Exercise aim: Copy out every line of the records where the string "icon" occurs.

Source material:
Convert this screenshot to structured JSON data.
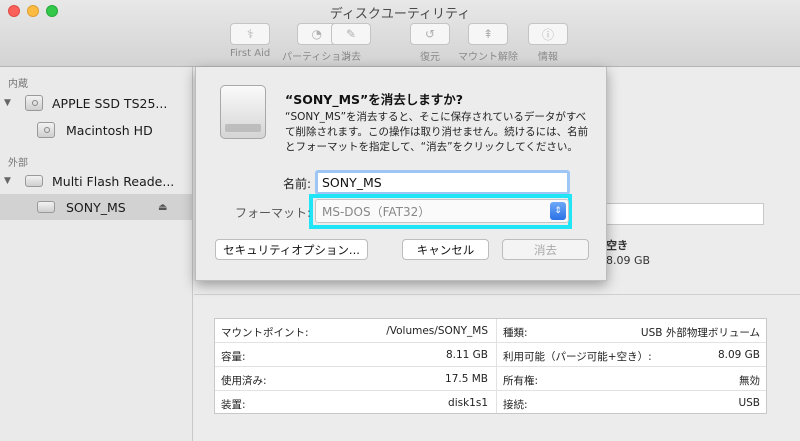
{
  "window": {
    "title": "ディスクユーティリティ"
  },
  "toolbar": [
    {
      "label": "First Aid",
      "icon": "stethoscope-icon"
    },
    {
      "label": "パーティション",
      "icon": "partition-icon"
    },
    {
      "label": "消去",
      "icon": "erase-icon"
    },
    {
      "label": "復元",
      "icon": "restore-icon"
    },
    {
      "label": "マウント解除",
      "icon": "unmount-icon"
    },
    {
      "label": "情報",
      "icon": "info-icon"
    }
  ],
  "sidebar": {
    "internal_label": "内蔵",
    "external_label": "外部",
    "items": [
      {
        "name": "APPLE SSD TS25..."
      },
      {
        "name": "Macintosh HD"
      },
      {
        "name": "Multi Flash Reade..."
      },
      {
        "name": "SONY_MS"
      }
    ]
  },
  "dialog": {
    "title": "“SONY_MS”を消去しますか?",
    "message": "“SONY_MS”を消去すると、そこに保存されているデータがすべて削除されます。この操作は取り消せません。続けるには、名前とフォーマットを指定して、“消去”をクリックしてください。",
    "name_label": "名前:",
    "name_value": "SONY_MS",
    "format_label": "フォーマット:",
    "format_value": "MS-DOS（FAT32）",
    "security_button": "セキュリティオプション...",
    "cancel_button": "キャンセル",
    "erase_button": "消去"
  },
  "background": {
    "free_label_fragment": "空き",
    "free_value_fragment": "8.09 GB"
  },
  "info_table": [
    {
      "left_key": "マウントポイント:",
      "left_value": "/Volumes/SONY_MS",
      "right_key": "種類:",
      "right_value": "USB 外部物理ボリューム"
    },
    {
      "left_key": "容量:",
      "left_value": "8.11 GB",
      "right_key": "利用可能（パージ可能+空き）:",
      "right_value": "8.09 GB"
    },
    {
      "left_key": "使用済み:",
      "left_value": "17.5 MB",
      "right_key": "所有権:",
      "right_value": "無効"
    },
    {
      "left_key": "装置:",
      "left_value": "disk1s1",
      "right_key": "接続:",
      "right_value": "USB"
    }
  ],
  "colors": {
    "focus_ring": "#1fe5f7",
    "select_arrow": "#2a71e6"
  }
}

Solution:
      "icon": "stethoscope-icon"
      "icon": "partition-icon"
      "icon": "erase-icon"
      "icon": "restore-icon"
      "icon": "unmount-icon"
      "icon": "info-icon"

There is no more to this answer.